* SUPPLIED DATA
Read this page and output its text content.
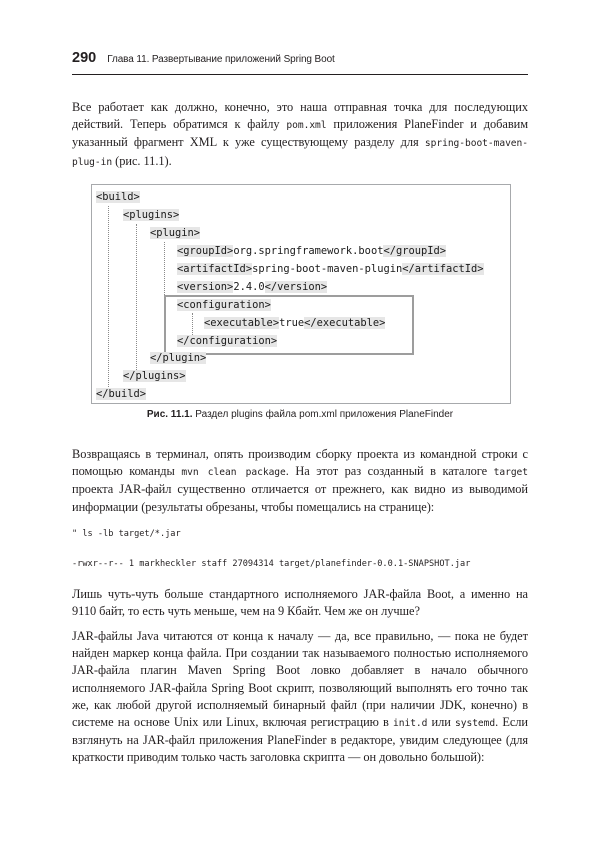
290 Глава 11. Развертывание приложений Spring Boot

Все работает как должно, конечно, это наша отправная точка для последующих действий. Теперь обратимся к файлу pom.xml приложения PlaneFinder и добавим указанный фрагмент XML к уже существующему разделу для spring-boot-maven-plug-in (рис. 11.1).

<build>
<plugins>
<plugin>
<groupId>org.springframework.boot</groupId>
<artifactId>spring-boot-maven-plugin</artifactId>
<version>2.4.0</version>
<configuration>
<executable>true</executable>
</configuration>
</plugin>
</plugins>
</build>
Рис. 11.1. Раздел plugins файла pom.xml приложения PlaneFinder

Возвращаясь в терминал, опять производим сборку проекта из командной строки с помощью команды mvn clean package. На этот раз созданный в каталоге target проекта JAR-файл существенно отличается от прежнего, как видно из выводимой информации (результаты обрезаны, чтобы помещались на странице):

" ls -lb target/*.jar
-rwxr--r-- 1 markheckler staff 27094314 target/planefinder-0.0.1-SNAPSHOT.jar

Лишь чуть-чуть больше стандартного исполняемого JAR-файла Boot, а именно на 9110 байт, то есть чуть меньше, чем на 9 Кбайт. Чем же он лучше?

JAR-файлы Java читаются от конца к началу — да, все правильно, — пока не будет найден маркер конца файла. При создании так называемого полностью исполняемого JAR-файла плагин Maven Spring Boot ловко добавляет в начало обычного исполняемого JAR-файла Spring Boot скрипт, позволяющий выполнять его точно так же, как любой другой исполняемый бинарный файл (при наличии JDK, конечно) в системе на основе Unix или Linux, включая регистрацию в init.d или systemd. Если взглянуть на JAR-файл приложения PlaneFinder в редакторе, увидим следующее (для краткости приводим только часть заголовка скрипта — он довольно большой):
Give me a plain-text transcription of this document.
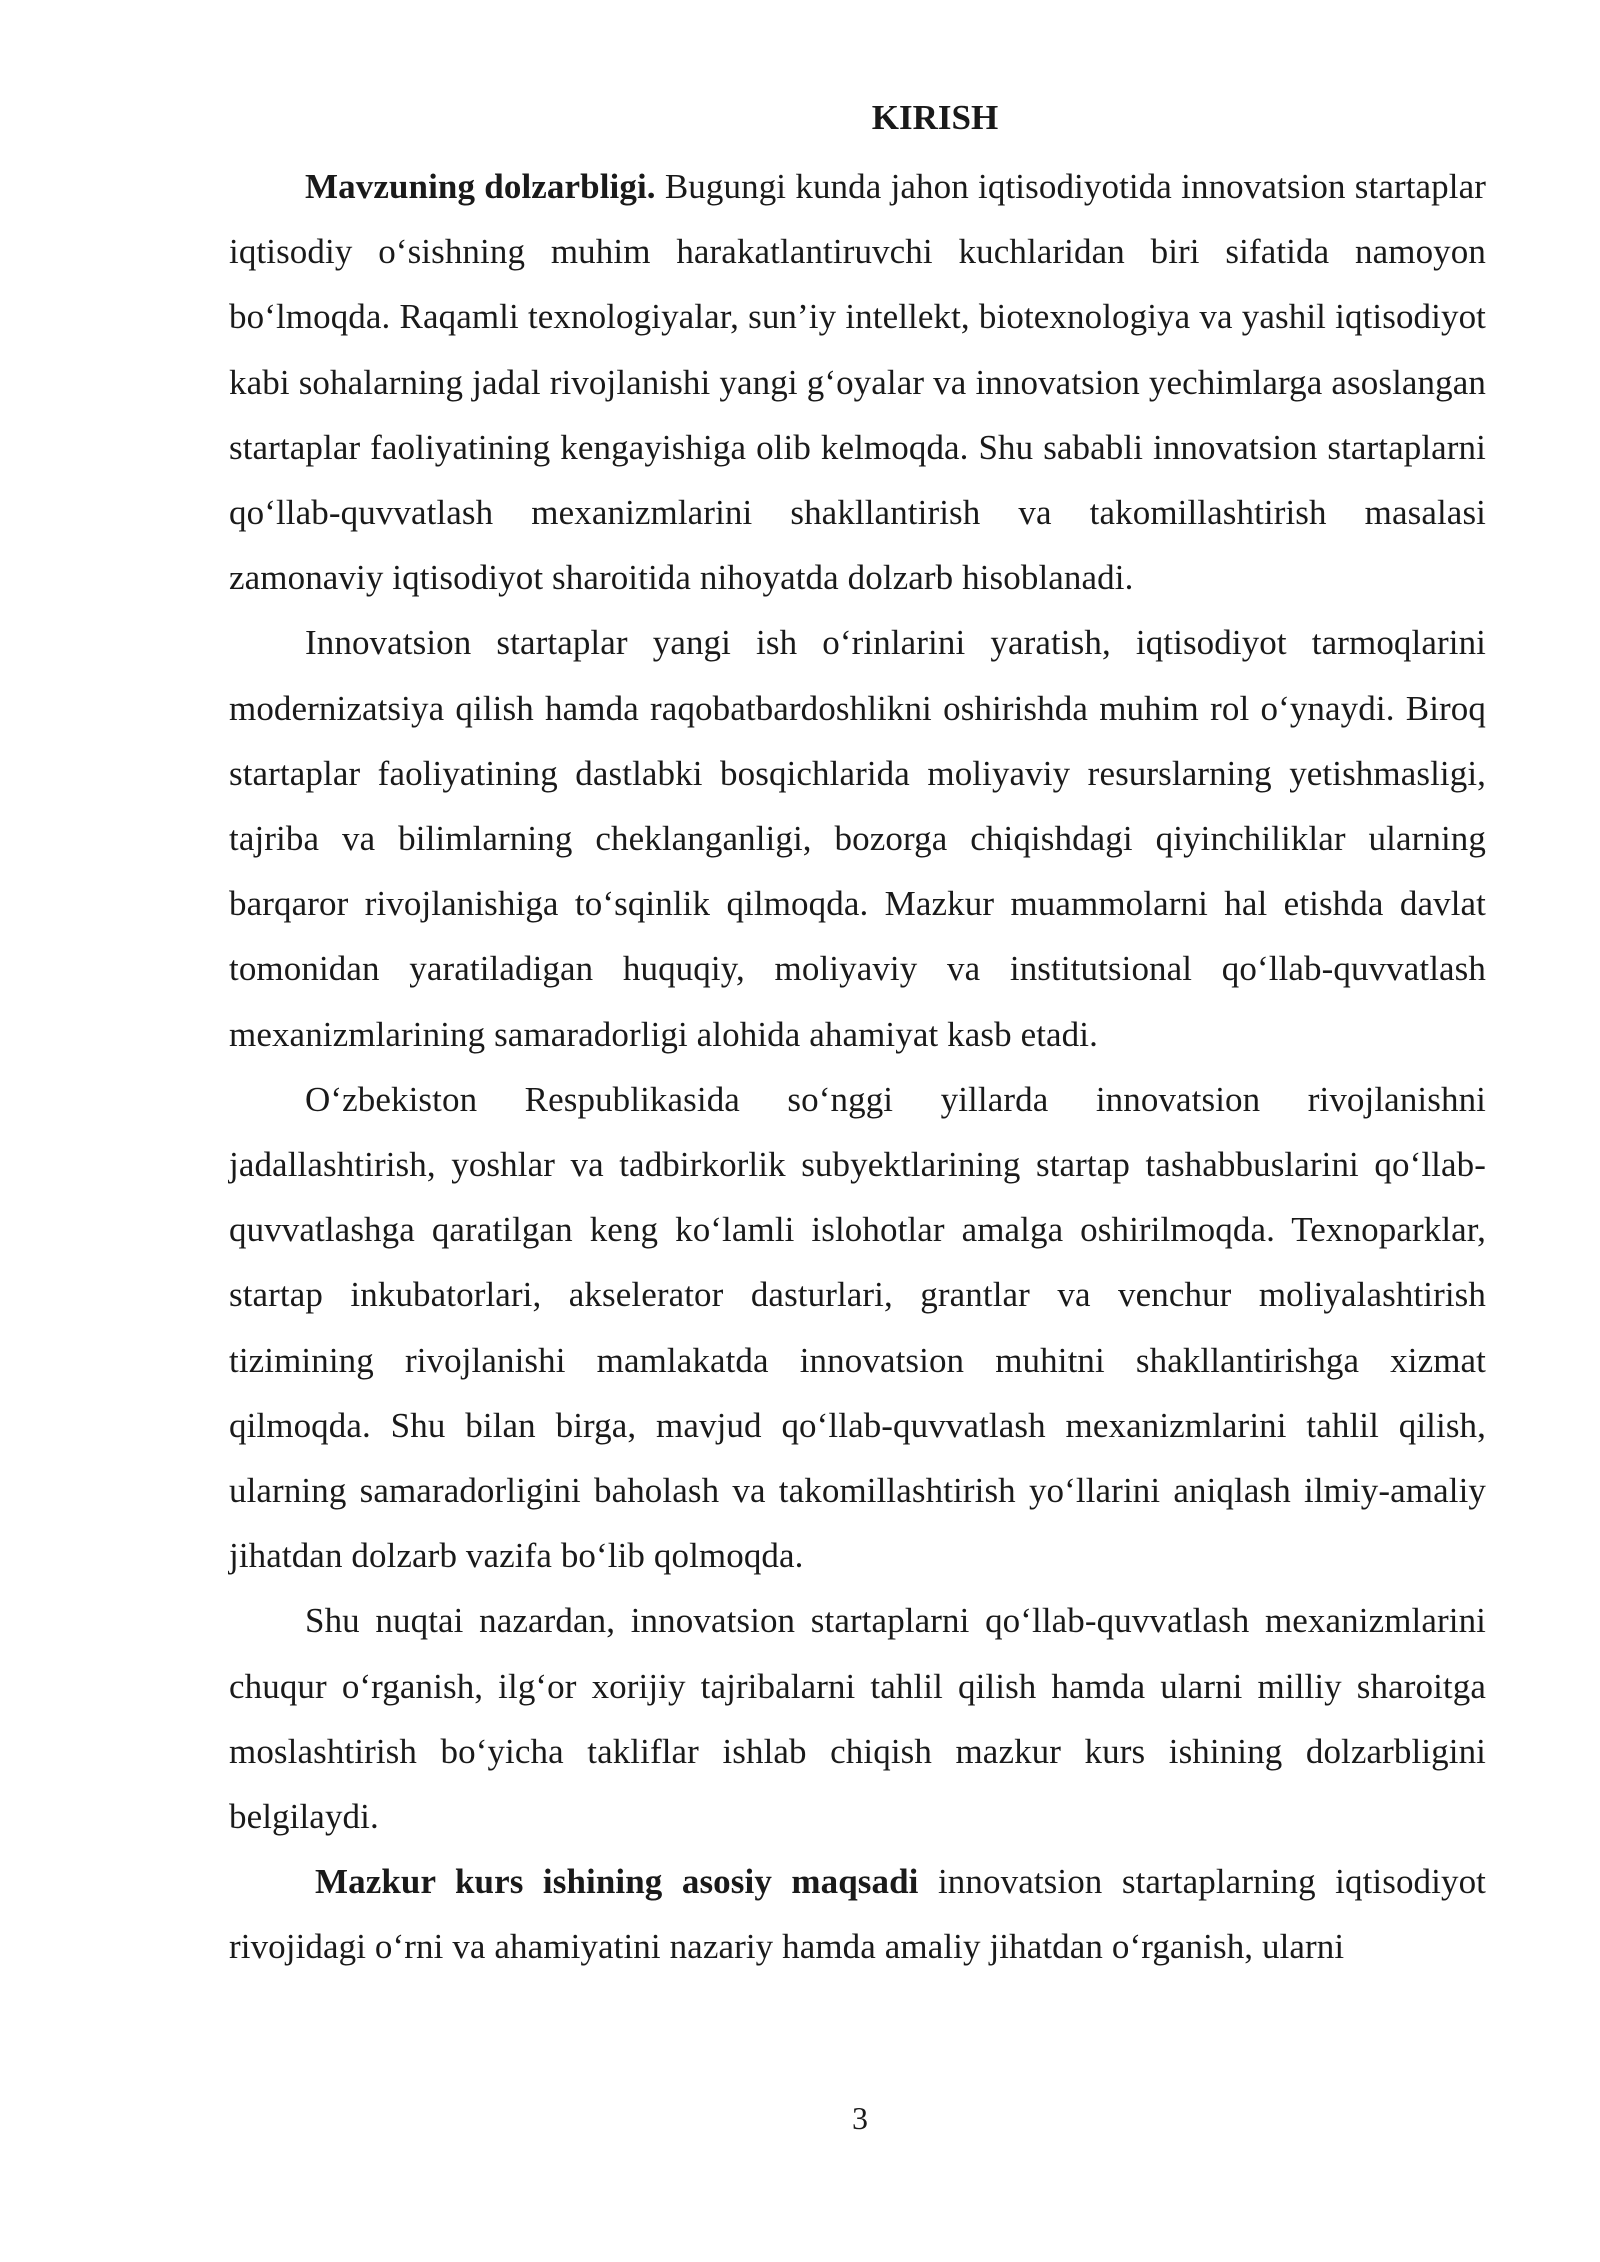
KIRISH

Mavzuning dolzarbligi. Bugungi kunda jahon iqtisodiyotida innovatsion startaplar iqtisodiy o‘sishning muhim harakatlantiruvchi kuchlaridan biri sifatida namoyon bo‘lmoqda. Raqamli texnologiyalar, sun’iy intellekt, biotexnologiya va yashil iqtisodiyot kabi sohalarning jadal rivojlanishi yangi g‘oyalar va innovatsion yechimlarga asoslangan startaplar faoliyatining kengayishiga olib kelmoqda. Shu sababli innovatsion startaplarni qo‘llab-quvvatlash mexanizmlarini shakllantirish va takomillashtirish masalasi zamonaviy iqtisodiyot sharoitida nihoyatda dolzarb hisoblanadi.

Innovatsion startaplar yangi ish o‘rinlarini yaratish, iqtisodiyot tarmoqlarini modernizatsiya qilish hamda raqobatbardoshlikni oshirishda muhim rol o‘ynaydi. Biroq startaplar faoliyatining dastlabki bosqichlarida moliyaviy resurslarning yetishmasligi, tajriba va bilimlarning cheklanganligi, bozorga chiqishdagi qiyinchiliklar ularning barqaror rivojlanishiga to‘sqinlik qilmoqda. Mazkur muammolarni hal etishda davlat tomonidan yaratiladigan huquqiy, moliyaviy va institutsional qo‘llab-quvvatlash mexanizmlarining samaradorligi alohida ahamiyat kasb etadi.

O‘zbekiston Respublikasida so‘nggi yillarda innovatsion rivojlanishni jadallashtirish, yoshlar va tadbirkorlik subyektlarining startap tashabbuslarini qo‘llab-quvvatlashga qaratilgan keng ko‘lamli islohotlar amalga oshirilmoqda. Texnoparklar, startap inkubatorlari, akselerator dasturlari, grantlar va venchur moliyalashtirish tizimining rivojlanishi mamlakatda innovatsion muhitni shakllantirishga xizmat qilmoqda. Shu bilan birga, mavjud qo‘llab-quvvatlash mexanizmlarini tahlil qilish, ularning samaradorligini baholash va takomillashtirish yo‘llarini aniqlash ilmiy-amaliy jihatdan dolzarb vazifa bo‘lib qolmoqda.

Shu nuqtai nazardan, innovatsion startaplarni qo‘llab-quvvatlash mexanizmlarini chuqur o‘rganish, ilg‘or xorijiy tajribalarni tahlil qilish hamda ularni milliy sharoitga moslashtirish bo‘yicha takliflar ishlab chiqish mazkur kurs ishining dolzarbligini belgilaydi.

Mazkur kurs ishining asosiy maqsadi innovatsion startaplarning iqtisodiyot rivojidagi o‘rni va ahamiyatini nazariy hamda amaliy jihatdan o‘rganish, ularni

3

* TASK INSTRUCTIONS
Write out the listing above exactly as it stands, pictures excluded.

* OUTPUT BELOW
Read this page and output its text content.
290 Глава 11. Развертывание приложений Spring Boot

Все работает как должно, конечно, это наша отправная точка для последующих действий. Теперь обратимся к файлу pom.xml приложения PlaneFinder и добавим указанный фрагмент XML к уже существующему разделу для spring-boot-maven-plug-in (рис. 11.1).

<build>
<plugins>
<plugin>
<groupId>org.springframework.boot</groupId>
<artifactId>spring-boot-maven-plugin</artifactId>
<version>2.4.0</version>
<configuration>
<executable>true</executable>
</configuration>
</plugin>
</plugins>
</build>
Рис. 11.1. Раздел plugins файла pom.xml приложения PlaneFinder

Возвращаясь в терминал, опять производим сборку проекта из командной строки с помощью команды mvn clean package. На этот раз созданный в каталоге target проекта JAR-файл существенно отличается от прежнего, как видно из выводимой информации (результаты обрезаны, чтобы помещались на странице):

" ls -lb target/*.jar
-rwxr--r-- 1 markheckler staff 27094314 target/planefinder-0.0.1-SNAPSHOT.jar

Лишь чуть-чуть больше стандартного исполняемого JAR-файла Boot, а именно на 9110 байт, то есть чуть меньше, чем на 9 Кбайт. Чем же он лучше?

JAR-файлы Java читаются от конца к началу — да, все правильно, — пока не будет найден маркер конца файла. При создании так называемого полностью исполняемого JAR-файла плагин Maven Spring Boot ловко добавляет в начало обычного исполняемого JAR-файла Spring Boot скрипт, позволяющий выполнять его точно так же, как любой другой исполняемый бинарный файл (при наличии JDK, конечно) в системе на основе Unix или Linux, включая регистрацию в init.d или systemd. Если взглянуть на JAR-файл приложения PlaneFinder в редакторе, увидим следующее (для краткости приводим только часть заголовка скрипта — он довольно большой):
Give me a plain-text transcription of this document.
KIRISH

Mavzuning dolzarbligi. Bugungi kunda jahon iqtisodiyotida innovatsion startaplar iqtisodiy o‘sishning muhim harakatlantiruvchi kuchlaridan biri sifatida namoyon bo‘lmoqda. Raqamli texnologiyalar, sun’iy intellekt, biotexnologiya va yashil iqtisodiyot kabi sohalarning jadal rivojlanishi yangi g‘oyalar va innovatsion yechimlarga asoslangan startaplar faoliyatining kengayishiga olib kelmoqda. Shu sababli innovatsion startaplarni qo‘llab-quvvatlash mexanizmlarini shakllantirish va takomillashtirish masalasi zamonaviy iqtisodiyot sharoitida nihoyatda dolzarb hisoblanadi.

Innovatsion startaplar yangi ish o‘rinlarini yaratish, iqtisodiyot tarmoqlarini modernizatsiya qilish hamda raqobatbardoshlikni oshirishda muhim rol o‘ynaydi. Biroq startaplar faoliyatining dastlabki bosqichlarida moliyaviy resurslarning yetishmasligi, tajriba va bilimlarning cheklanganligi, bozorga chiqishdagi qiyinchiliklar ularning barqaror rivojlanishiga to‘sqinlik qilmoqda. Mazkur muammolarni hal etishda davlat tomonidan yaratiladigan huquqiy, moliyaviy va institutsional qo‘llab-quvvatlash mexanizmlarining samaradorligi alohida ahamiyat kasb etadi.

O‘zbekiston Respublikasida so‘nggi yillarda innovatsion rivojlanishni jadallashtirish, yoshlar va tadbirkorlik subyektlarining startap tashabbuslarini qo‘llab-quvvatlashga qaratilgan keng ko‘lamli islohotlar amalga oshirilmoqda. Texnoparklar, startap inkubatorlari, akselerator dasturlari, grantlar va venchur moliyalashtirish tizimining rivojlanishi mamlakatda innovatsion muhitni shakllantirishga xizmat qilmoqda. Shu bilan birga, mavjud qo‘llab-quvvatlash mexanizmlarini tahlil qilish, ularning samaradorligini baholash va takomillashtirish yo‘llarini aniqlash ilmiy-amaliy jihatdan dolzarb vazifa bo‘lib qolmoqda.

Shu nuqtai nazardan, innovatsion startaplarni qo‘llab-quvvatlash mexanizmlarini chuqur o‘rganish, ilg‘or xorijiy tajribalarni tahlil qilish hamda ularni milliy sharoitga moslashtirish bo‘yicha takliflar ishlab chiqish mazkur kurs ishining dolzarbligini belgilaydi.

Mazkur kurs ishining asosiy maqsadi innovatsion startaplarning iqtisodiyot rivojidagi o‘rni va ahamiyatini nazariy hamda amaliy jihatdan o‘rganish, ularni

3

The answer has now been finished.